■ **STATED GOAL**
The entries below should be quoted exactly, with no pictures carried over.

■ **RECORDED INFORMATION**
□ □ □ □ □
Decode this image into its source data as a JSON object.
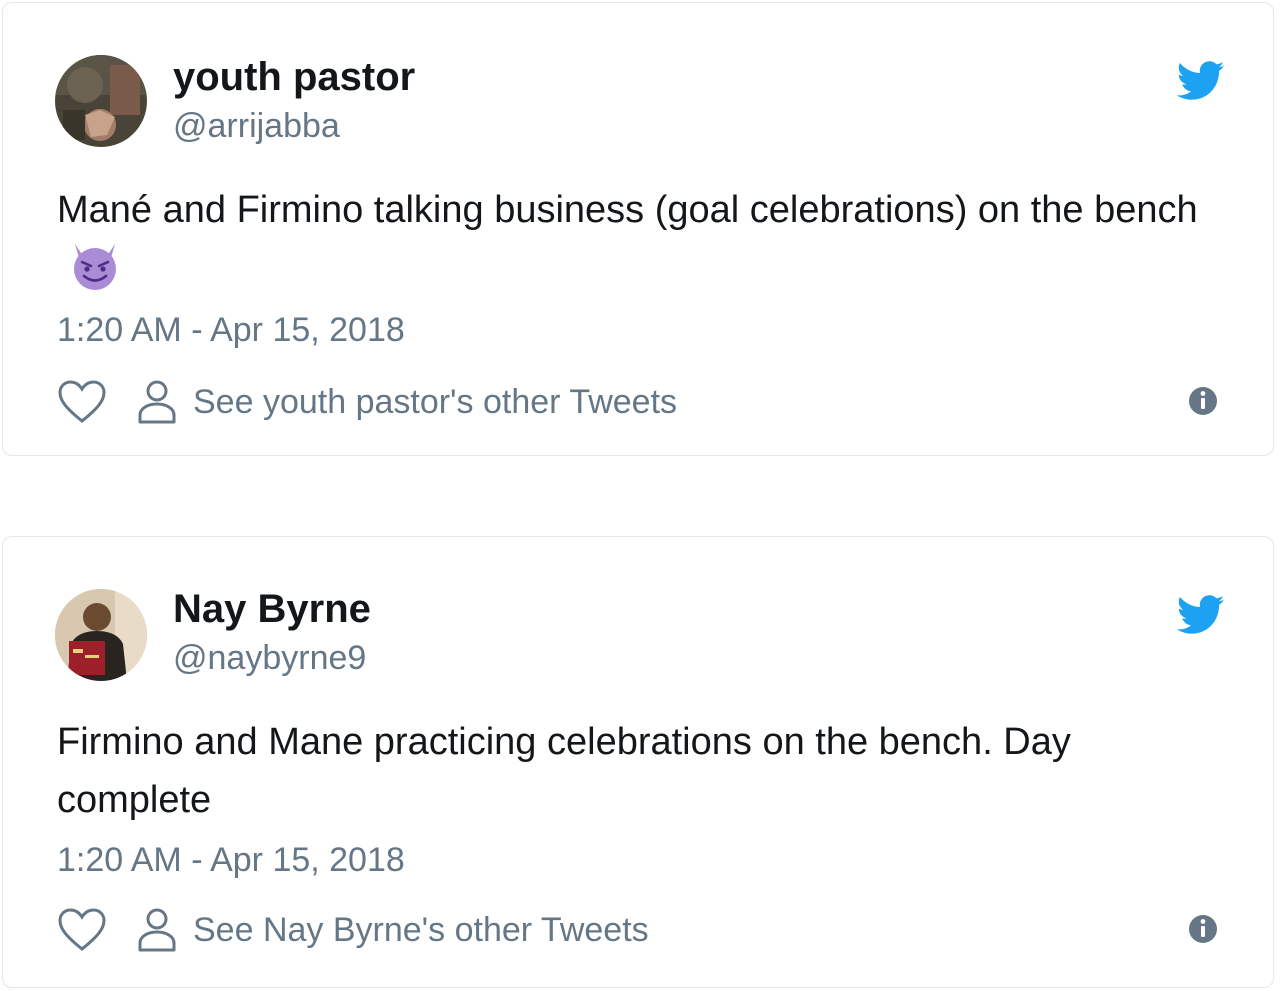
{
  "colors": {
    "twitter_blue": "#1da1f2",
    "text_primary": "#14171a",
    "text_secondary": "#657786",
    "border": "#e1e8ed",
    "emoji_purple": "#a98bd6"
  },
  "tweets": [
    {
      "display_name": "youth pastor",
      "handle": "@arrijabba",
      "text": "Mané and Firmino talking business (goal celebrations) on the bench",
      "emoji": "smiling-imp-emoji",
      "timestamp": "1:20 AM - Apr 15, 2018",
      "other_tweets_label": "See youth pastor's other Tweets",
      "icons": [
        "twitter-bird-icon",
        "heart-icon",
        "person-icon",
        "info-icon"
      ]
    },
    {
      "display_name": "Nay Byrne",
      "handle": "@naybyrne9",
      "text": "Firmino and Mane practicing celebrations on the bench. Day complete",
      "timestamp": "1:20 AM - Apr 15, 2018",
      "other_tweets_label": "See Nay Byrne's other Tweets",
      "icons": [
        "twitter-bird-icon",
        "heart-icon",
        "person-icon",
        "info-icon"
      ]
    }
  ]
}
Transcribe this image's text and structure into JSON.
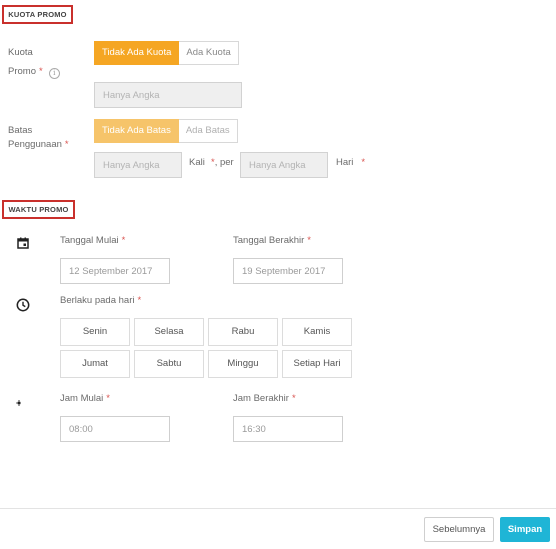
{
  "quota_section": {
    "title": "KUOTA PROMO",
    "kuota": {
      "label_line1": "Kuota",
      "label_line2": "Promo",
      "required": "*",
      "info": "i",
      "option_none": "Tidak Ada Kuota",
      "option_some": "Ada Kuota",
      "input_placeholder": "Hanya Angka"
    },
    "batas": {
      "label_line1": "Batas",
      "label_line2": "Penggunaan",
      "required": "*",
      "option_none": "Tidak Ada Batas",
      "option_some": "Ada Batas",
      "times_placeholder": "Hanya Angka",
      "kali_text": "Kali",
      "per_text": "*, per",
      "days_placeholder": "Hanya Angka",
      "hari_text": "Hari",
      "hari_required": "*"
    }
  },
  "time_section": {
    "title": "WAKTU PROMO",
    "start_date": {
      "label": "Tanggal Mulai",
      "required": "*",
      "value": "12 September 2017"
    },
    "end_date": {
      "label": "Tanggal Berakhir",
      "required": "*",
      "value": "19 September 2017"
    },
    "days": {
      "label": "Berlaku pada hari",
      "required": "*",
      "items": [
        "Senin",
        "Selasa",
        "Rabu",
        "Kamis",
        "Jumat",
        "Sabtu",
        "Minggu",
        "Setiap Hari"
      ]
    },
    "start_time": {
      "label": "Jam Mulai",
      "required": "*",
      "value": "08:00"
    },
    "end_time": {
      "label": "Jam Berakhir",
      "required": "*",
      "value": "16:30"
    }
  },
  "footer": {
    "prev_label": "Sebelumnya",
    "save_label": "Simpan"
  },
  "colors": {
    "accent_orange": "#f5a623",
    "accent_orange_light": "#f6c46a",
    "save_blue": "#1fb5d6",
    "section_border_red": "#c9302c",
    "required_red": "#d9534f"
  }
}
□ □ □ □ □
■ **EXERCISE SOLUTION**
Decode this image into its source data as a JSON object.
{
  "colors": {
    "twitter_blue": "#1da1f2",
    "text_primary": "#14171a",
    "text_secondary": "#657786",
    "border": "#e1e8ed",
    "emoji_purple": "#a98bd6"
  },
  "tweets": [
    {
      "display_name": "youth pastor",
      "handle": "@arrijabba",
      "text": "Mané and Firmino talking business (goal celebrations) on the bench",
      "emoji": "smiling-imp-emoji",
      "timestamp": "1:20 AM - Apr 15, 2018",
      "other_tweets_label": "See youth pastor's other Tweets",
      "icons": [
        "twitter-bird-icon",
        "heart-icon",
        "person-icon",
        "info-icon"
      ]
    },
    {
      "display_name": "Nay Byrne",
      "handle": "@naybyrne9",
      "text": "Firmino and Mane practicing celebrations on the bench. Day complete",
      "timestamp": "1:20 AM - Apr 15, 2018",
      "other_tweets_label": "See Nay Byrne's other Tweets",
      "icons": [
        "twitter-bird-icon",
        "heart-icon",
        "person-icon",
        "info-icon"
      ]
    }
  ]
}
Transcribe this image's text and structure into JSON.
{
  "quota_section": {
    "title": "KUOTA PROMO",
    "kuota": {
      "label_line1": "Kuota",
      "label_line2": "Promo",
      "required": "*",
      "info": "i",
      "option_none": "Tidak Ada Kuota",
      "option_some": "Ada Kuota",
      "input_placeholder": "Hanya Angka"
    },
    "batas": {
      "label_line1": "Batas",
      "label_line2": "Penggunaan",
      "required": "*",
      "option_none": "Tidak Ada Batas",
      "option_some": "Ada Batas",
      "times_placeholder": "Hanya Angka",
      "kali_text": "Kali",
      "per_text": "*, per",
      "days_placeholder": "Hanya Angka",
      "hari_text": "Hari",
      "hari_required": "*"
    }
  },
  "time_section": {
    "title": "WAKTU PROMO",
    "start_date": {
      "label": "Tanggal Mulai",
      "required": "*",
      "value": "12 September 2017"
    },
    "end_date": {
      "label": "Tanggal Berakhir",
      "required": "*",
      "value": "19 September 2017"
    },
    "days": {
      "label": "Berlaku pada hari",
      "required": "*",
      "items": [
        "Senin",
        "Selasa",
        "Rabu",
        "Kamis",
        "Jumat",
        "Sabtu",
        "Minggu",
        "Setiap Hari"
      ]
    },
    "start_time": {
      "label": "Jam Mulai",
      "required": "*",
      "value": "08:00"
    },
    "end_time": {
      "label": "Jam Berakhir",
      "required": "*",
      "value": "16:30"
    }
  },
  "footer": {
    "prev_label": "Sebelumnya",
    "save_label": "Simpan"
  },
  "colors": {
    "accent_orange": "#f5a623",
    "accent_orange_light": "#f6c46a",
    "save_blue": "#1fb5d6",
    "section_border_red": "#c9302c",
    "required_red": "#d9534f"
  }
}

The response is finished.